### GIVEN TASK
Repeat the listing in full, word for word.

### ROWS
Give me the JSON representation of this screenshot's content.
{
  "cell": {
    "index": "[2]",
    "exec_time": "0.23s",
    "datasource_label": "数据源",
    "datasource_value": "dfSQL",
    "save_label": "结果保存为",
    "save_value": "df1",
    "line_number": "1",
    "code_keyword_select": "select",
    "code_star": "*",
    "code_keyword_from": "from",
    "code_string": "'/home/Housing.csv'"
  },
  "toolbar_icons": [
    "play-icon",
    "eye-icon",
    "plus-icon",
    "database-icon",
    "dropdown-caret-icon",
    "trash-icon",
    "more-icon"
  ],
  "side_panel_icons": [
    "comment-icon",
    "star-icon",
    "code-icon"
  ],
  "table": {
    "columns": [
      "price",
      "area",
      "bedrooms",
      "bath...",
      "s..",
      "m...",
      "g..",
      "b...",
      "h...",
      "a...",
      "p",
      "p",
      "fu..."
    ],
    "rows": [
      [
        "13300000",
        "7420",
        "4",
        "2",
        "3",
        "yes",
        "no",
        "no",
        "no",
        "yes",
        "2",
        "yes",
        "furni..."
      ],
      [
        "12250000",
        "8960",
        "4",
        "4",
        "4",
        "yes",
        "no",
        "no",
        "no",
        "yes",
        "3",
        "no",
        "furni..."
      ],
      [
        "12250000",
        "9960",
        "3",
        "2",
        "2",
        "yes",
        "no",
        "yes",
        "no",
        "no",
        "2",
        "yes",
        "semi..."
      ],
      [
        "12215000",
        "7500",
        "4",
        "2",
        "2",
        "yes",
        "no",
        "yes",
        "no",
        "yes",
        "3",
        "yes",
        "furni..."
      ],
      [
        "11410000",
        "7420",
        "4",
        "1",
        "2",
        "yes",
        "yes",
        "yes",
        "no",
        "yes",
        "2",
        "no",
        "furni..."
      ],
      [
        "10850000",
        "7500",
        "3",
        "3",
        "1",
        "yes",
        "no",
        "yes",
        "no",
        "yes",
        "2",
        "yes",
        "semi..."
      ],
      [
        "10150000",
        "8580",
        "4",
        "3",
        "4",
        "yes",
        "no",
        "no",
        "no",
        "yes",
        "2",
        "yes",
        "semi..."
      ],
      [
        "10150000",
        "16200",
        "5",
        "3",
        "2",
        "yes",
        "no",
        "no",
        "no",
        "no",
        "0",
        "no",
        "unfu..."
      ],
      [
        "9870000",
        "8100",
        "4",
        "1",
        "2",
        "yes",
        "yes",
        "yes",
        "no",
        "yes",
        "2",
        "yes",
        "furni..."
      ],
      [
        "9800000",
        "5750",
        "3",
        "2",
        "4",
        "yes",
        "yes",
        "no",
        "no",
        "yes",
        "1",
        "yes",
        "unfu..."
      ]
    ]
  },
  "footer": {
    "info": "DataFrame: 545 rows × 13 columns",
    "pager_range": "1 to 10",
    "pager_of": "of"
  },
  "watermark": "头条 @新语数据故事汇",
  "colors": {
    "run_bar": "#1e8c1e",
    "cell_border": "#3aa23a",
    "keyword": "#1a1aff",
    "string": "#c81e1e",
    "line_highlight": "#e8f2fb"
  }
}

### RESPONSE TO THE TASK
Give me the JSON representation of this screenshot's content.
{
  "cell": {
    "index": "[2]",
    "exec_time": "0.23s",
    "datasource_label": "数据源",
    "datasource_value": "dfSQL",
    "save_label": "结果保存为",
    "save_value": "df1",
    "line_number": "1",
    "code_keyword_select": "select",
    "code_star": "*",
    "code_keyword_from": "from",
    "code_string": "'/home/Housing.csv'"
  },
  "toolbar_icons": [
    "play-icon",
    "eye-icon",
    "plus-icon",
    "database-icon",
    "dropdown-caret-icon",
    "trash-icon",
    "more-icon"
  ],
  "side_panel_icons": [
    "comment-icon",
    "star-icon",
    "code-icon"
  ],
  "table": {
    "columns": [
      "price",
      "area",
      "bedrooms",
      "bath...",
      "s..",
      "m...",
      "g..",
      "b...",
      "h...",
      "a...",
      "p",
      "p",
      "fu..."
    ],
    "rows": [
      [
        "13300000",
        "7420",
        "4",
        "2",
        "3",
        "yes",
        "no",
        "no",
        "no",
        "yes",
        "2",
        "yes",
        "furni..."
      ],
      [
        "12250000",
        "8960",
        "4",
        "4",
        "4",
        "yes",
        "no",
        "no",
        "no",
        "yes",
        "3",
        "no",
        "furni..."
      ],
      [
        "12250000",
        "9960",
        "3",
        "2",
        "2",
        "yes",
        "no",
        "yes",
        "no",
        "no",
        "2",
        "yes",
        "semi..."
      ],
      [
        "12215000",
        "7500",
        "4",
        "2",
        "2",
        "yes",
        "no",
        "yes",
        "no",
        "yes",
        "3",
        "yes",
        "furni..."
      ],
      [
        "11410000",
        "7420",
        "4",
        "1",
        "2",
        "yes",
        "yes",
        "yes",
        "no",
        "yes",
        "2",
        "no",
        "furni..."
      ],
      [
        "10850000",
        "7500",
        "3",
        "3",
        "1",
        "yes",
        "no",
        "yes",
        "no",
        "yes",
        "2",
        "yes",
        "semi..."
      ],
      [
        "10150000",
        "8580",
        "4",
        "3",
        "4",
        "yes",
        "no",
        "no",
        "no",
        "yes",
        "2",
        "yes",
        "semi..."
      ],
      [
        "10150000",
        "16200",
        "5",
        "3",
        "2",
        "yes",
        "no",
        "no",
        "no",
        "no",
        "0",
        "no",
        "unfu..."
      ],
      [
        "9870000",
        "8100",
        "4",
        "1",
        "2",
        "yes",
        "yes",
        "yes",
        "no",
        "yes",
        "2",
        "yes",
        "furni..."
      ],
      [
        "9800000",
        "5750",
        "3",
        "2",
        "4",
        "yes",
        "yes",
        "no",
        "no",
        "yes",
        "1",
        "yes",
        "unfu..."
      ]
    ]
  },
  "footer": {
    "info": "DataFrame: 545 rows × 13 columns",
    "pager_range": "1 to 10",
    "pager_of": "of"
  },
  "watermark": "头条 @新语数据故事汇",
  "colors": {
    "run_bar": "#1e8c1e",
    "cell_border": "#3aa23a",
    "keyword": "#1a1aff",
    "string": "#c81e1e",
    "line_highlight": "#e8f2fb"
  }
}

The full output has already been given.